**WHAT IS EXPECTED:** Give every entry again, word for word and in full.

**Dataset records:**
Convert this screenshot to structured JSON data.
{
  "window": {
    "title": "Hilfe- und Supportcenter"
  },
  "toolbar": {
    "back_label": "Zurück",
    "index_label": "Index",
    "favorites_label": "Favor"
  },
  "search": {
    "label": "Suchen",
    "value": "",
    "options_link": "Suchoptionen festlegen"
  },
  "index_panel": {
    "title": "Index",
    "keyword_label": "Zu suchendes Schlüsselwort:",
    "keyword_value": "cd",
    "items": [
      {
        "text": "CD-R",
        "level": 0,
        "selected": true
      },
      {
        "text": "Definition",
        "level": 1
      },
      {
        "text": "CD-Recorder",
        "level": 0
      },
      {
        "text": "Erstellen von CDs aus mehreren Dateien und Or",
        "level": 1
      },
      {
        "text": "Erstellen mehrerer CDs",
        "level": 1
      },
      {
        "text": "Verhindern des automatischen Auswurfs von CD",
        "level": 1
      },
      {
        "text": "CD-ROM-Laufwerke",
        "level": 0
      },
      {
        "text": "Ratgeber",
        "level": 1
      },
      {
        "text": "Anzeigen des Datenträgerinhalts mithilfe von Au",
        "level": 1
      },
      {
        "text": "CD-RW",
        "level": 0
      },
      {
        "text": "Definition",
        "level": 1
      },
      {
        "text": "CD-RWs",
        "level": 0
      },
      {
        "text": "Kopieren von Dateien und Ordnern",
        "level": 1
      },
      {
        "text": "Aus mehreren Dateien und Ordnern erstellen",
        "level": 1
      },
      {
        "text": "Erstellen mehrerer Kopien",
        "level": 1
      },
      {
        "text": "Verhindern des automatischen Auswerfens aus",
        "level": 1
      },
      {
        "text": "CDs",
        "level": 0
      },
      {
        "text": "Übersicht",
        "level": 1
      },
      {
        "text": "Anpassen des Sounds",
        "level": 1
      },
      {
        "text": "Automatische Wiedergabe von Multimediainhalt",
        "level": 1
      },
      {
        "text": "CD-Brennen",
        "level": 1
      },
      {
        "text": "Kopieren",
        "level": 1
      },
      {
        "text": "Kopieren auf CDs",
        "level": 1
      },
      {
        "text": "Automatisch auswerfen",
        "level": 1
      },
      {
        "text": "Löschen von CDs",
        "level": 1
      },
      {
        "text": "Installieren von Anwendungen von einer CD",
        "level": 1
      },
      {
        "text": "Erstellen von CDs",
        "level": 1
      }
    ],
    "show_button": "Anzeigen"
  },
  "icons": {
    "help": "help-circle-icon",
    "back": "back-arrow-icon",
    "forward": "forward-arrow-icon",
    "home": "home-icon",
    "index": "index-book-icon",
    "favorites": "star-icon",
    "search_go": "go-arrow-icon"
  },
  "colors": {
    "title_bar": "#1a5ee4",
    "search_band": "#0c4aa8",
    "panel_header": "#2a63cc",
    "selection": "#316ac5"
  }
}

**TASK OUTPUT:**
Convert this screenshot to structured JSON data.
{
  "window": {
    "title": "Hilfe- und Supportcenter"
  },
  "toolbar": {
    "back_label": "Zurück",
    "index_label": "Index",
    "favorites_label": "Favor"
  },
  "search": {
    "label": "Suchen",
    "value": "",
    "options_link": "Suchoptionen festlegen"
  },
  "index_panel": {
    "title": "Index",
    "keyword_label": "Zu suchendes Schlüsselwort:",
    "keyword_value": "cd",
    "items": [
      {
        "text": "CD-R",
        "level": 0,
        "selected": true
      },
      {
        "text": "Definition",
        "level": 1
      },
      {
        "text": "CD-Recorder",
        "level": 0
      },
      {
        "text": "Erstellen von CDs aus mehreren Dateien und Or",
        "level": 1
      },
      {
        "text": "Erstellen mehrerer CDs",
        "level": 1
      },
      {
        "text": "Verhindern des automatischen Auswurfs von CD",
        "level": 1
      },
      {
        "text": "CD-ROM-Laufwerke",
        "level": 0
      },
      {
        "text": "Ratgeber",
        "level": 1
      },
      {
        "text": "Anzeigen des Datenträgerinhalts mithilfe von Au",
        "level": 1
      },
      {
        "text": "CD-RW",
        "level": 0
      },
      {
        "text": "Definition",
        "level": 1
      },
      {
        "text": "CD-RWs",
        "level": 0
      },
      {
        "text": "Kopieren von Dateien und Ordnern",
        "level": 1
      },
      {
        "text": "Aus mehreren Dateien und Ordnern erstellen",
        "level": 1
      },
      {
        "text": "Erstellen mehrerer Kopien",
        "level": 1
      },
      {
        "text": "Verhindern des automatischen Auswerfens aus",
        "level": 1
      },
      {
        "text": "CDs",
        "level": 0
      },
      {
        "text": "Übersicht",
        "level": 1
      },
      {
        "text": "Anpassen des Sounds",
        "level": 1
      },
      {
        "text": "Automatische Wiedergabe von Multimediainhalt",
        "level": 1
      },
      {
        "text": "CD-Brennen",
        "level": 1
      },
      {
        "text": "Kopieren",
        "level": 1
      },
      {
        "text": "Kopieren auf CDs",
        "level": 1
      },
      {
        "text": "Automatisch auswerfen",
        "level": 1
      },
      {
        "text": "Löschen von CDs",
        "level": 1
      },
      {
        "text": "Installieren von Anwendungen von einer CD",
        "level": 1
      },
      {
        "text": "Erstellen von CDs",
        "level": 1
      }
    ],
    "show_button": "Anzeigen"
  },
  "icons": {
    "help": "help-circle-icon",
    "back": "back-arrow-icon",
    "forward": "forward-arrow-icon",
    "home": "home-icon",
    "index": "index-book-icon",
    "favorites": "star-icon",
    "search_go": "go-arrow-icon"
  },
  "colors": {
    "title_bar": "#1a5ee4",
    "search_band": "#0c4aa8",
    "panel_header": "#2a63cc",
    "selection": "#316ac5"
  }
}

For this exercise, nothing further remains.